> [Exercise objective]:
Reproduce the data that follows in its entirety, character for character.
** Start Input material **
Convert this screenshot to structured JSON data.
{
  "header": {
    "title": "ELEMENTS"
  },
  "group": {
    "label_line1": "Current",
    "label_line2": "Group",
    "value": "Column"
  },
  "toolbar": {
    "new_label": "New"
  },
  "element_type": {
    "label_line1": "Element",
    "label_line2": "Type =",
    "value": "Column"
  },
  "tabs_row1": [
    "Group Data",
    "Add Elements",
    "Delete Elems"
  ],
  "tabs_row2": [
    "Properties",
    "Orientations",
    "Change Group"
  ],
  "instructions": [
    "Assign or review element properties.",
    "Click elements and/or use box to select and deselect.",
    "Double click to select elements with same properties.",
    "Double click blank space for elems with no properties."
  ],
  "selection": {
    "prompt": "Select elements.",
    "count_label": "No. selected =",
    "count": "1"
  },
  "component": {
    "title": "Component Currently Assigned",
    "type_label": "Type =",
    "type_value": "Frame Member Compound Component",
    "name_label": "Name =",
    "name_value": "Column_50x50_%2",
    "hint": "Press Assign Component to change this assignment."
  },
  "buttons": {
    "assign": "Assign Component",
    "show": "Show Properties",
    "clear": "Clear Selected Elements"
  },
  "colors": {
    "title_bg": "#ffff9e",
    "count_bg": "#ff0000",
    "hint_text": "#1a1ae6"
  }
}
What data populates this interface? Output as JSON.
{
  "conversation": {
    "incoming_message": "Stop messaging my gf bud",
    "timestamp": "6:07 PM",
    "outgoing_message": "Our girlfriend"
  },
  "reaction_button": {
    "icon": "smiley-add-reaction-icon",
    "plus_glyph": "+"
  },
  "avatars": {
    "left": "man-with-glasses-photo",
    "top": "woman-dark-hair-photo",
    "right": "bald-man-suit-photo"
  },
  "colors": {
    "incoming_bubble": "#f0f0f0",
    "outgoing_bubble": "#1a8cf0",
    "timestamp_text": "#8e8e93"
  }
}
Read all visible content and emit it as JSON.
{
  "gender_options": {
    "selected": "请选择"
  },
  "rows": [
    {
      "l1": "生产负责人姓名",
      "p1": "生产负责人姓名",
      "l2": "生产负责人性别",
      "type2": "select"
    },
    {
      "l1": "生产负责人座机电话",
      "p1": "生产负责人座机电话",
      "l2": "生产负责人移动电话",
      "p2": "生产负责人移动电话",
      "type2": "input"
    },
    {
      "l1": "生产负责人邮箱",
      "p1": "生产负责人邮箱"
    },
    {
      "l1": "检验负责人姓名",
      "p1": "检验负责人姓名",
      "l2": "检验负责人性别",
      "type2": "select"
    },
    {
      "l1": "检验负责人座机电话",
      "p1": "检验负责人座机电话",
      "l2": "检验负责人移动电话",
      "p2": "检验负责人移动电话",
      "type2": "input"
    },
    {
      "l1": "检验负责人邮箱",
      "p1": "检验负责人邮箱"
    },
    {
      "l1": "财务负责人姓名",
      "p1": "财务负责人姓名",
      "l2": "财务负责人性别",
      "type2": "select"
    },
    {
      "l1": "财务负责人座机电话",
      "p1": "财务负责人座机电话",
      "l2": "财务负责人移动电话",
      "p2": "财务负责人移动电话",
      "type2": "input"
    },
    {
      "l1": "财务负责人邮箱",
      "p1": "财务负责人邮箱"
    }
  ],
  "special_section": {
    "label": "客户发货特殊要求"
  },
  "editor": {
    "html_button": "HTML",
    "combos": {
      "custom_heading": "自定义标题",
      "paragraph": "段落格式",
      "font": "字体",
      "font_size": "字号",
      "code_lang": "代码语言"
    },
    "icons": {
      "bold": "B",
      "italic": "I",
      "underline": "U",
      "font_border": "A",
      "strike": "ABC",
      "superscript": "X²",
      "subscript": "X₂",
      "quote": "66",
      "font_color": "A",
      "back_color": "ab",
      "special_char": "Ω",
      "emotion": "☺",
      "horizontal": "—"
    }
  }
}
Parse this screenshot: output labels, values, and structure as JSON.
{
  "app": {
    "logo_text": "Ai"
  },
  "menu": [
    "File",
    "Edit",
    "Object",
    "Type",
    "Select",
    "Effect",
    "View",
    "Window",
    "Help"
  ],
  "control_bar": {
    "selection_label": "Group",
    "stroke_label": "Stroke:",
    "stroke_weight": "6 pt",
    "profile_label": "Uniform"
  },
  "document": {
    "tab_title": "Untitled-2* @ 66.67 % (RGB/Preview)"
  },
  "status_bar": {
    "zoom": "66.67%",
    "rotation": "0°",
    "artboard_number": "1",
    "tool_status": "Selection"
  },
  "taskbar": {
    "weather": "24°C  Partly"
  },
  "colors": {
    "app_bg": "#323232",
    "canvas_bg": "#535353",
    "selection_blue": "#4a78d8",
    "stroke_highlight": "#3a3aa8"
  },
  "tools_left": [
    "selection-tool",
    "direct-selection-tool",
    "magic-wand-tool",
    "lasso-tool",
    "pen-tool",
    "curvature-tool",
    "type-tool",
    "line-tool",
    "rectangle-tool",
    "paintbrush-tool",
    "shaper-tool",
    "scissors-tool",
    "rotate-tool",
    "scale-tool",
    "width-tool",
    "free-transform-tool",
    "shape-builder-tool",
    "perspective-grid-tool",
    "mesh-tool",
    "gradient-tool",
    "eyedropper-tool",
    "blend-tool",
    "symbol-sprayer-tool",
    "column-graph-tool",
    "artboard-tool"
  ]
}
** End Input material **
> [Result of this exercise]:
Convert this screenshot to structured JSON data.
{
  "header": {
    "title": "ELEMENTS"
  },
  "group": {
    "label_line1": "Current",
    "label_line2": "Group",
    "value": "Column"
  },
  "toolbar": {
    "new_label": "New"
  },
  "element_type": {
    "label_line1": "Element",
    "label_line2": "Type =",
    "value": "Column"
  },
  "tabs_row1": [
    "Group Data",
    "Add Elements",
    "Delete Elems"
  ],
  "tabs_row2": [
    "Properties",
    "Orientations",
    "Change Group"
  ],
  "instructions": [
    "Assign or review element properties.",
    "Click elements and/or use box to select and deselect.",
    "Double click to select elements with same properties.",
    "Double click blank space for elems with no properties."
  ],
  "selection": {
    "prompt": "Select elements.",
    "count_label": "No. selected =",
    "count": "1"
  },
  "component": {
    "title": "Component Currently Assigned",
    "type_label": "Type =",
    "type_value": "Frame Member Compound Component",
    "name_label": "Name =",
    "name_value": "Column_50x50_%2",
    "hint": "Press Assign Component to change this assignment."
  },
  "buttons": {
    "assign": "Assign Component",
    "show": "Show Properties",
    "clear": "Clear Selected Elements"
  },
  "colors": {
    "title_bg": "#ffff9e",
    "count_bg": "#ff0000",
    "hint_text": "#1a1ae6"
  }
}
What data populates this interface? Output as JSON.
{
  "conversation": {
    "incoming_message": "Stop messaging my gf bud",
    "timestamp": "6:07 PM",
    "outgoing_message": "Our girlfriend"
  },
  "reaction_button": {
    "icon": "smiley-add-reaction-icon",
    "plus_glyph": "+"
  },
  "avatars": {
    "left": "man-with-glasses-photo",
    "top": "woman-dark-hair-photo",
    "right": "bald-man-suit-photo"
  },
  "colors": {
    "incoming_bubble": "#f0f0f0",
    "outgoing_bubble": "#1a8cf0",
    "timestamp_text": "#8e8e93"
  }
}
Read all visible content and emit it as JSON.
{
  "gender_options": {
    "selected": "请选择"
  },
  "rows": [
    {
      "l1": "生产负责人姓名",
      "p1": "生产负责人姓名",
      "l2": "生产负责人性别",
      "type2": "select"
    },
    {
      "l1": "生产负责人座机电话",
      "p1": "生产负责人座机电话",
      "l2": "生产负责人移动电话",
      "p2": "生产负责人移动电话",
      "type2": "input"
    },
    {
      "l1": "生产负责人邮箱",
      "p1": "生产负责人邮箱"
    },
    {
      "l1": "检验负责人姓名",
      "p1": "检验负责人姓名",
      "l2": "检验负责人性别",
      "type2": "select"
    },
    {
      "l1": "检验负责人座机电话",
      "p1": "检验负责人座机电话",
      "l2": "检验负责人移动电话",
      "p2": "检验负责人移动电话",
      "type2": "input"
    },
    {
      "l1": "检验负责人邮箱",
      "p1": "检验负责人邮箱"
    },
    {
      "l1": "财务负责人姓名",
      "p1": "财务负责人姓名",
      "l2": "财务负责人性别",
      "type2": "select"
    },
    {
      "l1": "财务负责人座机电话",
      "p1": "财务负责人座机电话",
      "l2": "财务负责人移动电话",
      "p2": "财务负责人移动电话",
      "type2": "input"
    },
    {
      "l1": "财务负责人邮箱",
      "p1": "财务负责人邮箱"
    }
  ],
  "special_section": {
    "label": "客户发货特殊要求"
  },
  "editor": {
    "html_button": "HTML",
    "combos": {
      "custom_heading": "自定义标题",
      "paragraph": "段落格式",
      "font": "字体",
      "font_size": "字号",
      "code_lang": "代码语言"
    },
    "icons": {
      "bold": "B",
      "italic": "I",
      "underline": "U",
      "font_border": "A",
      "strike": "ABC",
      "superscript": "X²",
      "subscript": "X₂",
      "quote": "66",
      "font_color": "A",
      "back_color": "ab",
      "special_char": "Ω",
      "emotion": "☺",
      "horizontal": "—"
    }
  }
}
Parse this screenshot: output labels, values, and structure as JSON.
{
  "app": {
    "logo_text": "Ai"
  },
  "menu": [
    "File",
    "Edit",
    "Object",
    "Type",
    "Select",
    "Effect",
    "View",
    "Window",
    "Help"
  ],
  "control_bar": {
    "selection_label": "Group",
    "stroke_label": "Stroke:",
    "stroke_weight": "6 pt",
    "profile_label": "Uniform"
  },
  "document": {
    "tab_title": "Untitled-2* @ 66.67 % (RGB/Preview)"
  },
  "status_bar": {
    "zoom": "66.67%",
    "rotation": "0°",
    "artboard_number": "1",
    "tool_status": "Selection"
  },
  "taskbar": {
    "weather": "24°C  Partly"
  },
  "colors": {
    "app_bg": "#323232",
    "canvas_bg": "#535353",
    "selection_blue": "#4a78d8",
    "stroke_highlight": "#3a3aa8"
  },
  "tools_left": [
    "selection-tool",
    "direct-selection-tool",
    "magic-wand-tool",
    "lasso-tool",
    "pen-tool",
    "curvature-tool",
    "type-tool",
    "line-tool",
    "rectangle-tool",
    "paintbrush-tool",
    "shaper-tool",
    "scissors-tool",
    "rotate-tool",
    "scale-tool",
    "width-tool",
    "free-transform-tool",
    "shape-builder-tool",
    "perspective-grid-tool",
    "mesh-tool",
    "gradient-tool",
    "eyedropper-tool",
    "blend-tool",
    "symbol-sprayer-tool",
    "column-graph-tool",
    "artboard-tool"
  ]
}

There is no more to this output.